● **OBJECTIVE**
Copy out the lines that have "circle" in them.

● **INFORMATION SUPPLIED**
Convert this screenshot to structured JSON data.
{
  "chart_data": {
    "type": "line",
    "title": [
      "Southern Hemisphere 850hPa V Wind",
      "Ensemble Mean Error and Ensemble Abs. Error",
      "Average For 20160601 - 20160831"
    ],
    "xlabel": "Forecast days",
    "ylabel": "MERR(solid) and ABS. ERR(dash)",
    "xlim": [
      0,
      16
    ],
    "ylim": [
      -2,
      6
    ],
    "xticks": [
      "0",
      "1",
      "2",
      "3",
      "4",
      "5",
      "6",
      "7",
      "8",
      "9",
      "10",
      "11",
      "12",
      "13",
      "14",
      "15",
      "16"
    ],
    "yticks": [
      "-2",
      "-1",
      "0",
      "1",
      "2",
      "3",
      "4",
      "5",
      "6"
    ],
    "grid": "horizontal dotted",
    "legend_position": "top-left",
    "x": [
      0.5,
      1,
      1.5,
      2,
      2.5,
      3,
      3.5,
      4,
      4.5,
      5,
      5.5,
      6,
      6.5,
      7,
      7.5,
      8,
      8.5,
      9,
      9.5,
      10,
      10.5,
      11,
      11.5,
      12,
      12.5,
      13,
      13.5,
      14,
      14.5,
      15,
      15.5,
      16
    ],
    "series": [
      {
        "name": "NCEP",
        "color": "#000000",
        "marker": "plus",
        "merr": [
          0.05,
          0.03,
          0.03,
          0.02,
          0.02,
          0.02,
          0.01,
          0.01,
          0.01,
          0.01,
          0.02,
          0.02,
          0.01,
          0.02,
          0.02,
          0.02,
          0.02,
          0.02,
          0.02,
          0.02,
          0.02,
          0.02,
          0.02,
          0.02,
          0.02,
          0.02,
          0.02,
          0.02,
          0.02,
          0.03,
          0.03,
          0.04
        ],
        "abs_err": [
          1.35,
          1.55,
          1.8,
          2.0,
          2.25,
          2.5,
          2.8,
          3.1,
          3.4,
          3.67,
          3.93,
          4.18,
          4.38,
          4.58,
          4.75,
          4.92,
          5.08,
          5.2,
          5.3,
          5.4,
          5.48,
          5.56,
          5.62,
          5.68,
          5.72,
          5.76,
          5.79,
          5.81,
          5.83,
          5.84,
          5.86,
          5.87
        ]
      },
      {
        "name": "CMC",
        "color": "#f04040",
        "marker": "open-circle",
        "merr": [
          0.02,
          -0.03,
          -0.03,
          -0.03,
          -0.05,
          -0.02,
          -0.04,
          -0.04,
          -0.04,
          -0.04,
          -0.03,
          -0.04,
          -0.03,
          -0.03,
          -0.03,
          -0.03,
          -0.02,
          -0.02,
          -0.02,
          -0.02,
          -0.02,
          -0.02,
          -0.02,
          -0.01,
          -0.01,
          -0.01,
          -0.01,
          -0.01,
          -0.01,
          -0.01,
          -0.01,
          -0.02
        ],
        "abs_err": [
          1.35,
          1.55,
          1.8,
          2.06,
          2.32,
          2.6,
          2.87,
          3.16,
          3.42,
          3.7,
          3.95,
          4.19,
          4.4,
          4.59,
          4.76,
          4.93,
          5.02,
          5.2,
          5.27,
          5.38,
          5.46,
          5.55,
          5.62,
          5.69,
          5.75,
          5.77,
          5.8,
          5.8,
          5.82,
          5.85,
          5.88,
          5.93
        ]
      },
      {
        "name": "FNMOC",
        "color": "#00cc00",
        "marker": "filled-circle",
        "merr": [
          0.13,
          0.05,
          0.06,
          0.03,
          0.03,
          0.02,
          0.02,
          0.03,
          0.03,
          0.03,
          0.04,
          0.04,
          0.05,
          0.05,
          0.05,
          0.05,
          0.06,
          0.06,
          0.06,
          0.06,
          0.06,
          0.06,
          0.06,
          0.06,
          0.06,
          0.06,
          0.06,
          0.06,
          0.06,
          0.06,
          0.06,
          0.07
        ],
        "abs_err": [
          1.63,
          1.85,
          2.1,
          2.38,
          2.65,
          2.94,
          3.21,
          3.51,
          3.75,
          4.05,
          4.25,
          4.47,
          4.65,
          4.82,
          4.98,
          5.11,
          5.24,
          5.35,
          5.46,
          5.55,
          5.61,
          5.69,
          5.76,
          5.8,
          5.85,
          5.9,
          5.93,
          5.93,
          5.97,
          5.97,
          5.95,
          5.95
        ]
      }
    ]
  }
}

● **CORRECT RESPONSE**
        "marker": "open-circle",
        "marker": "filled-circle",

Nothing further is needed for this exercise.